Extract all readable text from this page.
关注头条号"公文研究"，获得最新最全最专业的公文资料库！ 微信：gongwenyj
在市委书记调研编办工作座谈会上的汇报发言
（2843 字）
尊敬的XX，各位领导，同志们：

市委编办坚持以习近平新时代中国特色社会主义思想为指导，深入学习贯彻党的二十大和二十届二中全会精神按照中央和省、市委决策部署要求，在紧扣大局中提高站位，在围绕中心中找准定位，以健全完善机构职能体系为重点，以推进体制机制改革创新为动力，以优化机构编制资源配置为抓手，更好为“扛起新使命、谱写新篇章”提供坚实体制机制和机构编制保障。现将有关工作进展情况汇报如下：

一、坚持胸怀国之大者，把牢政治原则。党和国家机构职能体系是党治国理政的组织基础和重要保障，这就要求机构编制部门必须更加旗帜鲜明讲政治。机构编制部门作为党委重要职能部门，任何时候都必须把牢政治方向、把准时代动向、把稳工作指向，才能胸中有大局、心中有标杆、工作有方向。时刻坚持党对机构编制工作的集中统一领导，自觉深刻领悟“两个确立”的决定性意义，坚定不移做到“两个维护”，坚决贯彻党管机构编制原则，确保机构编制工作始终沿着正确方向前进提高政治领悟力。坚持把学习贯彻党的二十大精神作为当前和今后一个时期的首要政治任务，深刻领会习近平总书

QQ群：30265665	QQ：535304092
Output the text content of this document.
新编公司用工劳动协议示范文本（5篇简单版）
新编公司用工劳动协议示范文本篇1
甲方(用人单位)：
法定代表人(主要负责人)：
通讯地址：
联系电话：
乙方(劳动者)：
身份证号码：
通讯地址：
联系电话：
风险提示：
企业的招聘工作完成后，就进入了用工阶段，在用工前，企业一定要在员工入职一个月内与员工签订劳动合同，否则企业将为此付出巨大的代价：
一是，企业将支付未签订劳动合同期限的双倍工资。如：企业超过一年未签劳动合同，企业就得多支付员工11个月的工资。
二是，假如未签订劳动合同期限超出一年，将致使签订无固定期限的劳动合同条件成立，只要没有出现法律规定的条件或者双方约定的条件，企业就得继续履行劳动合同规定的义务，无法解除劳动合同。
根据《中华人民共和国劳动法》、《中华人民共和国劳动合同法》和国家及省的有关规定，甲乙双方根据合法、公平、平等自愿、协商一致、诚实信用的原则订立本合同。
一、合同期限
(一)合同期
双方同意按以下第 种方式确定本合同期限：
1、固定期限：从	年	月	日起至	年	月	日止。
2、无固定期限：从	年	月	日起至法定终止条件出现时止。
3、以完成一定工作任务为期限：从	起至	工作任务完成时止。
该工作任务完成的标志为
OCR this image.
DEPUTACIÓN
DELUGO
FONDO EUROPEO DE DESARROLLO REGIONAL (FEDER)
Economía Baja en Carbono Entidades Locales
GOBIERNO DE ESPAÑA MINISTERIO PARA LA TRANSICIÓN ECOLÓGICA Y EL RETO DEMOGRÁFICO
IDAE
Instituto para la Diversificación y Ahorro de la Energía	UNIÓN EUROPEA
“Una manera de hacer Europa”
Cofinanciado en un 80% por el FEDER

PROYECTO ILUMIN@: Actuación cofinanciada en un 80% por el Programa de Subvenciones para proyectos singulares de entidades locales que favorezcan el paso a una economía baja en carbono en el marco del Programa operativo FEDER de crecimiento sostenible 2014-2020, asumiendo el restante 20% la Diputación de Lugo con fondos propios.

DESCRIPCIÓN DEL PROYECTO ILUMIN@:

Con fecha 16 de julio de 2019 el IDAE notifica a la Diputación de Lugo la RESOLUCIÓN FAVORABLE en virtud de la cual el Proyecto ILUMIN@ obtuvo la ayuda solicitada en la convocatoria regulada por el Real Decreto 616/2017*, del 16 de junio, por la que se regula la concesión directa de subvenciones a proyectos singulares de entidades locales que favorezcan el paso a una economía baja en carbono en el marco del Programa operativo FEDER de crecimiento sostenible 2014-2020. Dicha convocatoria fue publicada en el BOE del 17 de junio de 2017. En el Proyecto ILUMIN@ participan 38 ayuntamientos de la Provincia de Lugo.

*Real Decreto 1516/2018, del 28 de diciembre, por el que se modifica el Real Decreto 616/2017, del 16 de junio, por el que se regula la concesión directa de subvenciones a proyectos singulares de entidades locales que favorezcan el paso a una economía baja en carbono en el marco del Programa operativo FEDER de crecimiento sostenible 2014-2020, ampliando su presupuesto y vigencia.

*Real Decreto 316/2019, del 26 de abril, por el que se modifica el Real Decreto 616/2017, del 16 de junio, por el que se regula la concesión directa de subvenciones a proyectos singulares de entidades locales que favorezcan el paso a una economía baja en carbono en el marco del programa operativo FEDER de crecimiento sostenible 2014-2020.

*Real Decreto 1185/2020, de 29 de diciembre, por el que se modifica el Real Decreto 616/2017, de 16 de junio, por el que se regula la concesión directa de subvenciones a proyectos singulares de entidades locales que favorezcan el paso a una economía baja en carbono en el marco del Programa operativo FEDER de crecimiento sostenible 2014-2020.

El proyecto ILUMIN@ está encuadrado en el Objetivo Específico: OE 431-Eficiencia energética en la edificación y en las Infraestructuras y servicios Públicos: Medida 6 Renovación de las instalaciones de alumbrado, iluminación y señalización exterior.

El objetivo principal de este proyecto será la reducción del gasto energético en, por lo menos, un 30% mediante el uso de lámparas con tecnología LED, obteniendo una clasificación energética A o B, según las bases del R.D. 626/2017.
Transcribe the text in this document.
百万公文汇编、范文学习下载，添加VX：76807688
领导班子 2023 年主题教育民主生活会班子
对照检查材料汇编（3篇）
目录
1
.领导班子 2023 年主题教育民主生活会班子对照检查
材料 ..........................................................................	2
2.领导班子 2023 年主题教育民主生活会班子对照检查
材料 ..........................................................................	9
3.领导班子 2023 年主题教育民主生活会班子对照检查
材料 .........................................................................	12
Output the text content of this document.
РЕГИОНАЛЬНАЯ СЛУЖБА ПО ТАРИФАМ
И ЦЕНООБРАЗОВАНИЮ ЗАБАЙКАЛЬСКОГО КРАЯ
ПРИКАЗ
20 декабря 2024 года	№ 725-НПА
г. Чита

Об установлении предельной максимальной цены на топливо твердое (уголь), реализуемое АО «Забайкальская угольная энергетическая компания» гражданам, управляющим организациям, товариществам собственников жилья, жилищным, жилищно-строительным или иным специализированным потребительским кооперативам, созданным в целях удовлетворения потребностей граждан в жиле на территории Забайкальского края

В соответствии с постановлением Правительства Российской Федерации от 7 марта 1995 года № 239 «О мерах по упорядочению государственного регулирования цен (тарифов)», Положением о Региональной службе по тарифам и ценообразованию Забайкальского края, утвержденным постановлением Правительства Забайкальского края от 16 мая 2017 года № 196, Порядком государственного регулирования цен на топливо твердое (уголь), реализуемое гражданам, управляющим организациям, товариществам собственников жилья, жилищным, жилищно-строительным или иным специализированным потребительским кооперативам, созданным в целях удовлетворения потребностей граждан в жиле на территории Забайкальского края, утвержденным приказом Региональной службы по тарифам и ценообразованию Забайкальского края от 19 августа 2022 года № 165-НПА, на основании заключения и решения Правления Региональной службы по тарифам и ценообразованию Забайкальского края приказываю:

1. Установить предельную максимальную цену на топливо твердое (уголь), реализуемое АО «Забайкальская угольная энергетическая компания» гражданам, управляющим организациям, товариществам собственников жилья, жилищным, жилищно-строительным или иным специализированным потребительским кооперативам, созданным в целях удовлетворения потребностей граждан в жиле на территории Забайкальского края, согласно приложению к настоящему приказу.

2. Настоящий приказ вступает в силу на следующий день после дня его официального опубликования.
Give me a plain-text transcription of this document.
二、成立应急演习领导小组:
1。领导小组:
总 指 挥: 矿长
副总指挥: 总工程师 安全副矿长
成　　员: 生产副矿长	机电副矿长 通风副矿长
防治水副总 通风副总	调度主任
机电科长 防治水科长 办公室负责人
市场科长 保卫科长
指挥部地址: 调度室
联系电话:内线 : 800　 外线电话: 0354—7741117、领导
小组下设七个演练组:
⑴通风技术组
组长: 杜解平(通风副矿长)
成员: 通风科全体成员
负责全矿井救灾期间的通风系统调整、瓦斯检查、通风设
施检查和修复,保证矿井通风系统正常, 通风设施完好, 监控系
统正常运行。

■ ■ ■ ■

▶ _Instructions to follow_:
Read through the lines above and collect those that contain the string "this".

▶ _Solution_:
Extract all readable text from this page.
Output the text content of this document.
OCR this image.
Transcribe the text in this document.
Output the text content of this document.
Give me a plain-text transcription of this document.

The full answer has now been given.